* **STATED TASK**
Reproduce all lines of the listing below in which the word "ΑΛΚΑΛΙΚΕΣ" occurs.
★ ★ ★ ★ ★
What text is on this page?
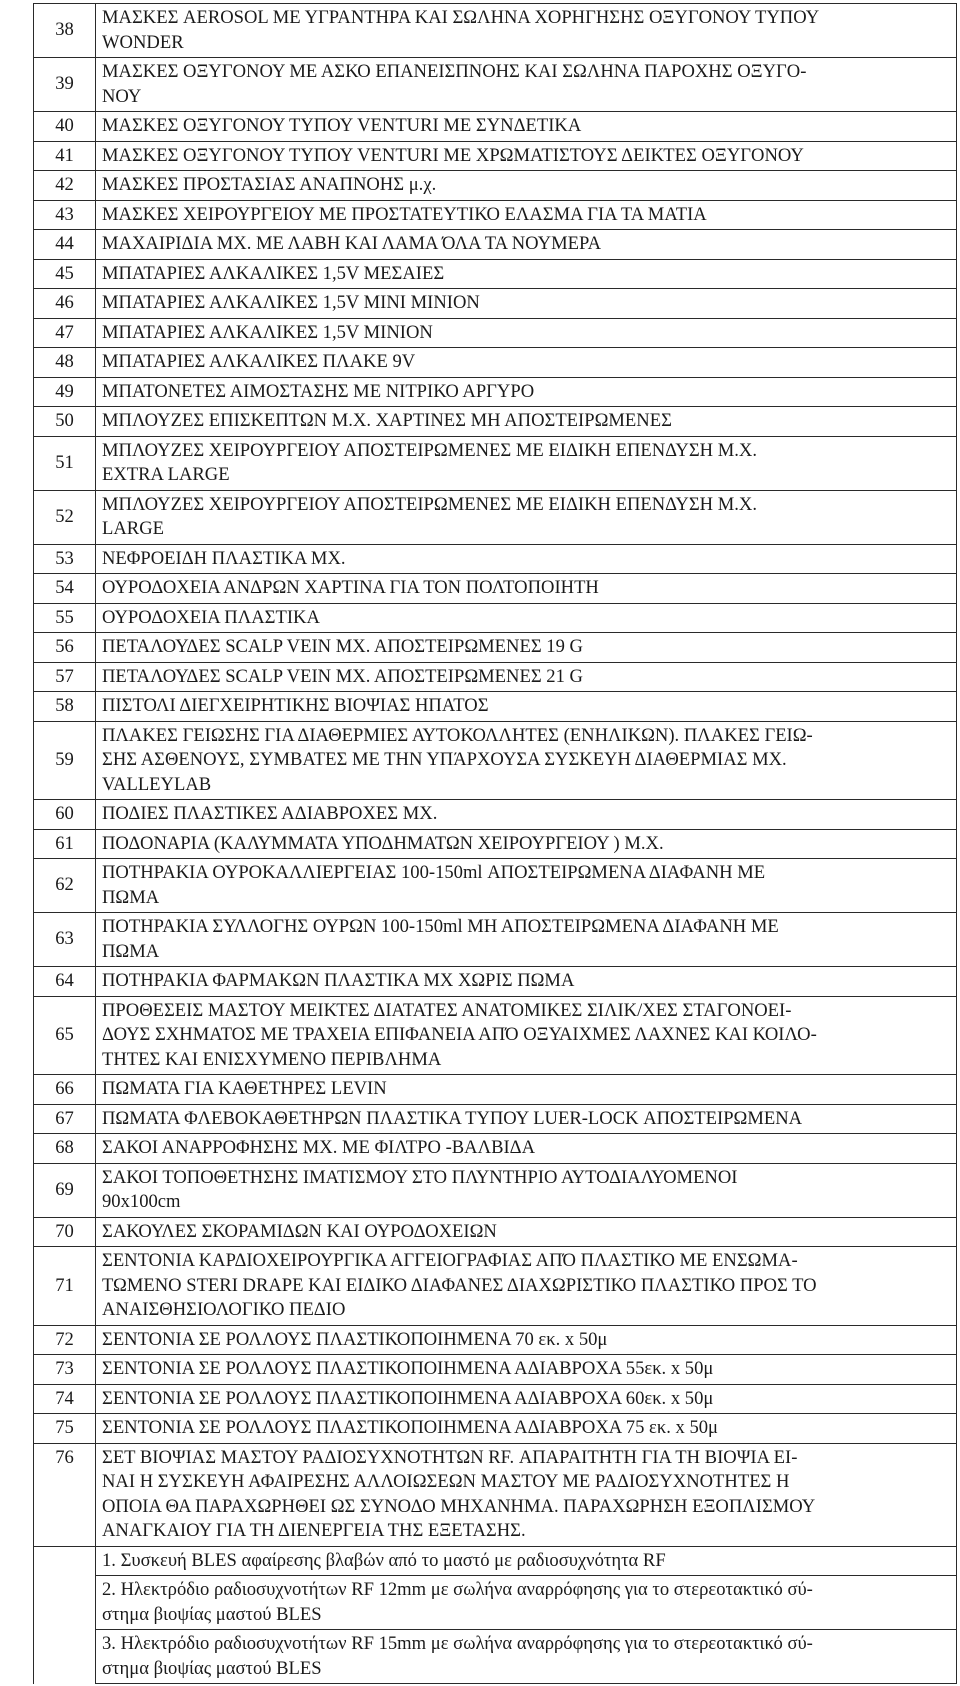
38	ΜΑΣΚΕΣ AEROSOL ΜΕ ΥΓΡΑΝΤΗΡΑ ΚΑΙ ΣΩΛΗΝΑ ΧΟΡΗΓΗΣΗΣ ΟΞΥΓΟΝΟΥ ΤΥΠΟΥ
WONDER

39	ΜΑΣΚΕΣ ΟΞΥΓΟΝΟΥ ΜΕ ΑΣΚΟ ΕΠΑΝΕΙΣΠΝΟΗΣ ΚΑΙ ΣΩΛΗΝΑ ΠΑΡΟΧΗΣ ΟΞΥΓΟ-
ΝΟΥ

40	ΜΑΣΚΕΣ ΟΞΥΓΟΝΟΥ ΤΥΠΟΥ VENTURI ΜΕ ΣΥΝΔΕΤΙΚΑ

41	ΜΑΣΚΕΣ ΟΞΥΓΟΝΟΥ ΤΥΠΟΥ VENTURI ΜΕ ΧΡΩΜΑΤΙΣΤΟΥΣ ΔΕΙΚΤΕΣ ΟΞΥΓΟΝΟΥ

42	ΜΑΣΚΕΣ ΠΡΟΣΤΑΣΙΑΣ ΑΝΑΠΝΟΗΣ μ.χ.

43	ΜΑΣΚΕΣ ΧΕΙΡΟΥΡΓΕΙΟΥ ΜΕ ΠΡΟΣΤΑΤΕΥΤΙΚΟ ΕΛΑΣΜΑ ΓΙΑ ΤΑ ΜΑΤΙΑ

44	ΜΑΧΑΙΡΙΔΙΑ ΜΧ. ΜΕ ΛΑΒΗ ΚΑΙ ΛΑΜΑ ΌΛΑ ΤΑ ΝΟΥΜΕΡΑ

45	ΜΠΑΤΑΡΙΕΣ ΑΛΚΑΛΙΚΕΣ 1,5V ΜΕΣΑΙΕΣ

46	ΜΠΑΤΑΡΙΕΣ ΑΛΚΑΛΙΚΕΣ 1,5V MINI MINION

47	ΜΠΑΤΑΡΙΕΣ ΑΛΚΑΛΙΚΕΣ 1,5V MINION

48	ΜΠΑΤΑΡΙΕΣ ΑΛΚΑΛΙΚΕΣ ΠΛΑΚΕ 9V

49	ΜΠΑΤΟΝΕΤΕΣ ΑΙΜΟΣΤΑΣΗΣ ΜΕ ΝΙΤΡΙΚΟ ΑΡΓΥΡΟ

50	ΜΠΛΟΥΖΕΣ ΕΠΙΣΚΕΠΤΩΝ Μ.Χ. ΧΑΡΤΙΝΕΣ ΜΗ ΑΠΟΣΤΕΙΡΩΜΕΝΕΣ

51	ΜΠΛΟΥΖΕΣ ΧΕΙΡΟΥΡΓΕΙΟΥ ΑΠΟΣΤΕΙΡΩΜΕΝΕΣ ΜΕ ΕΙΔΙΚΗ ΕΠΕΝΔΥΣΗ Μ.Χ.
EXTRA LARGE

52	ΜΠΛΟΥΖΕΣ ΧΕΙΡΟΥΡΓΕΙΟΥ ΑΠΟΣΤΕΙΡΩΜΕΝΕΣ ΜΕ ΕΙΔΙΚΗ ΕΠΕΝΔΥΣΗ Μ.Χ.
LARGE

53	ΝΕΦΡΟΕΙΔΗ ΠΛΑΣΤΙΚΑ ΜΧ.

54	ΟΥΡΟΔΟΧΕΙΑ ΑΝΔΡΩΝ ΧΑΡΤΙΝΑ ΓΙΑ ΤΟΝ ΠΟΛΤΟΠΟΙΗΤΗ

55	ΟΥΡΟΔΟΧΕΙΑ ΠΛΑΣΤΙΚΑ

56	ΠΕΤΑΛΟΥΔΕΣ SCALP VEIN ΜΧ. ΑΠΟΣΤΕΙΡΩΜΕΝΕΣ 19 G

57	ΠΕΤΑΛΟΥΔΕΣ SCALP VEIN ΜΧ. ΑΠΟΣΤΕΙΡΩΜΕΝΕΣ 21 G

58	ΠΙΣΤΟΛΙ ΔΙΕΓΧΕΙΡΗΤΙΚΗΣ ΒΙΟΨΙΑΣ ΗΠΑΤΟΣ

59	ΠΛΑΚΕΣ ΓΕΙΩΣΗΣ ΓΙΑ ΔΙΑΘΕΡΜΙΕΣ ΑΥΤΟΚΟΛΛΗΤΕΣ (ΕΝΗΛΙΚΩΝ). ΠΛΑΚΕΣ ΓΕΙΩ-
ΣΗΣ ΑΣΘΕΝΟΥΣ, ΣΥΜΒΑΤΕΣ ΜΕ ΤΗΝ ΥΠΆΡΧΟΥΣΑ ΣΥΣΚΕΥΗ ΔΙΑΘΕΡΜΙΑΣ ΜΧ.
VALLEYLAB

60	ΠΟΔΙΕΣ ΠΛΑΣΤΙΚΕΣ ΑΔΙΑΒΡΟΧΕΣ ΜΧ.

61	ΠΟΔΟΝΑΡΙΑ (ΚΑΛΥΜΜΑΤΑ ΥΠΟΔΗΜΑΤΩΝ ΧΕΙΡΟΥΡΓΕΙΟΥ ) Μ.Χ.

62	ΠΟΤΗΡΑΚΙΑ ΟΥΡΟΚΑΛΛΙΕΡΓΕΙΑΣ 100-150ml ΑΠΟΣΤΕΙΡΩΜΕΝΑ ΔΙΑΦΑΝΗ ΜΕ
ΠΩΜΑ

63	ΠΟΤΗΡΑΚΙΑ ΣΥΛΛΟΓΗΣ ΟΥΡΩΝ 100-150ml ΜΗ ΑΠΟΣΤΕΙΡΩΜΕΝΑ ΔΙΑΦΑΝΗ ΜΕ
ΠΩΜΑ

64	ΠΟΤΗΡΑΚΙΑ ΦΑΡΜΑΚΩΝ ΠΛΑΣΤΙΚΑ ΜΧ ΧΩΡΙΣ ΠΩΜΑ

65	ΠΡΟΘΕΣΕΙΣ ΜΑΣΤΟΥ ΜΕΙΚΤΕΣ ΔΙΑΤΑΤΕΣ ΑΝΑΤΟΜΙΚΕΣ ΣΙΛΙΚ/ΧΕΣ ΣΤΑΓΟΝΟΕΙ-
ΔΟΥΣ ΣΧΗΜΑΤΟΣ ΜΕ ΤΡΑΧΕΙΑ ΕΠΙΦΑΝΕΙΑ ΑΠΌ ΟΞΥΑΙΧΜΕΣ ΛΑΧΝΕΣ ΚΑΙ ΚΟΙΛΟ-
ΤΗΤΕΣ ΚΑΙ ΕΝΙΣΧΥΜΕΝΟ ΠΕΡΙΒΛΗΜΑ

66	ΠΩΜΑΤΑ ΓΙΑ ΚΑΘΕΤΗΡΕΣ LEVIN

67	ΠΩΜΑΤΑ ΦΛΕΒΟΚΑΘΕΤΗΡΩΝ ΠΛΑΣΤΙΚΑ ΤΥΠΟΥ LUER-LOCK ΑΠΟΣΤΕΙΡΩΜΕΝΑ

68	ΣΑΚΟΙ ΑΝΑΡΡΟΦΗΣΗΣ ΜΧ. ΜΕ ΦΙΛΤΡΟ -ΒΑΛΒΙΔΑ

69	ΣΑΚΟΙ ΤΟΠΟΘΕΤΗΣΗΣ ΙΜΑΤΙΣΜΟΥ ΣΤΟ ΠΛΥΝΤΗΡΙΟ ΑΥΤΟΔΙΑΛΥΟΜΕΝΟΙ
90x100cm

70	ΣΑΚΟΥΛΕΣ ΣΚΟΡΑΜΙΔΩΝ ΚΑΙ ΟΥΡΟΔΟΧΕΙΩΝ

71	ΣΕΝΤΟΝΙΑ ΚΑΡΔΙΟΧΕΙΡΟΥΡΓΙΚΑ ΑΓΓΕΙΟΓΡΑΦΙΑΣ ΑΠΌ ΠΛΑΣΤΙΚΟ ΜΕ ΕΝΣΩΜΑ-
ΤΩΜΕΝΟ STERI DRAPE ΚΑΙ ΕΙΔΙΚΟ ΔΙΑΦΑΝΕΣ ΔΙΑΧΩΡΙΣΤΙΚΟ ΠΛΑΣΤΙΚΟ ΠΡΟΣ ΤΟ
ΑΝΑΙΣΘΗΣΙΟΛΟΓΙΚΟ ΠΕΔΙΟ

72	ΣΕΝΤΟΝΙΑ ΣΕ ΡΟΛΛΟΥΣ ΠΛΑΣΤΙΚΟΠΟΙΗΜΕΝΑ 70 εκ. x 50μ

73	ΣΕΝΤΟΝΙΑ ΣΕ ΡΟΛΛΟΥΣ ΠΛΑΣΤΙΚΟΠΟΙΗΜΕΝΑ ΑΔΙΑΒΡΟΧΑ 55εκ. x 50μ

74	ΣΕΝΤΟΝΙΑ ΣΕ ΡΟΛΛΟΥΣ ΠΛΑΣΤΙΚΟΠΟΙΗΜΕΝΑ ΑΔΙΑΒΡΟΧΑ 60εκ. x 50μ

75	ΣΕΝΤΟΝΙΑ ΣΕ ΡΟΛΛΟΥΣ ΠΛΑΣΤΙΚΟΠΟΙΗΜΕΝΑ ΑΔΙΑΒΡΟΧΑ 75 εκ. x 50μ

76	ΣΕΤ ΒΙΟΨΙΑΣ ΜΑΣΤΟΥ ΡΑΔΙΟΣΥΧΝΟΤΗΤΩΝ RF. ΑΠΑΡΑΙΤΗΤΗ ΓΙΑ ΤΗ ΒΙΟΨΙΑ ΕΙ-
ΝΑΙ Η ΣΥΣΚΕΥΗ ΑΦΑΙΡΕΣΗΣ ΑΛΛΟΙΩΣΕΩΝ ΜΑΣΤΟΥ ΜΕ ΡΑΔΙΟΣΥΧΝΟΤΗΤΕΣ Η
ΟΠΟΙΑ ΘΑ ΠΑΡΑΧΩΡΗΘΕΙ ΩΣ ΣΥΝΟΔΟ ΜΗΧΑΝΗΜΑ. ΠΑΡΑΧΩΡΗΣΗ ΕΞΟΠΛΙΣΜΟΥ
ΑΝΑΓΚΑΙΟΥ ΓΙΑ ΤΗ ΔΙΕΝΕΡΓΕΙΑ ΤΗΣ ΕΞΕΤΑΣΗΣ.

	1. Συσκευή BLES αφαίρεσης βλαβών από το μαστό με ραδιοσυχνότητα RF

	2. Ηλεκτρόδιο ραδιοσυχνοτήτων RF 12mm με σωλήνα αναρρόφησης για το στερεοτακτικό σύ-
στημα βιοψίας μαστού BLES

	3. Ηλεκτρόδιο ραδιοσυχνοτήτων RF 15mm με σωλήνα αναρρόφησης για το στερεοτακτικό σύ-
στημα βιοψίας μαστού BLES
★ ★ ★ ★ ★
* **COMPLETE RESPONSE**
45	ΜΠΑΤΑΡΙΕΣ ΑΛΚΑΛΙΚΕΣ 1,5V ΜΕΣΑΙΕΣ
46	ΜΠΑΤΑΡΙΕΣ ΑΛΚΑΛΙΚΕΣ 1,5V MINI MINION
47	ΜΠΑΤΑΡΙΕΣ ΑΛΚΑΛΙΚΕΣ 1,5V MINION
48	ΜΠΑΤΑΡΙΕΣ ΑΛΚΑΛΙΚΕΣ ΠΛΑΚΕ 9V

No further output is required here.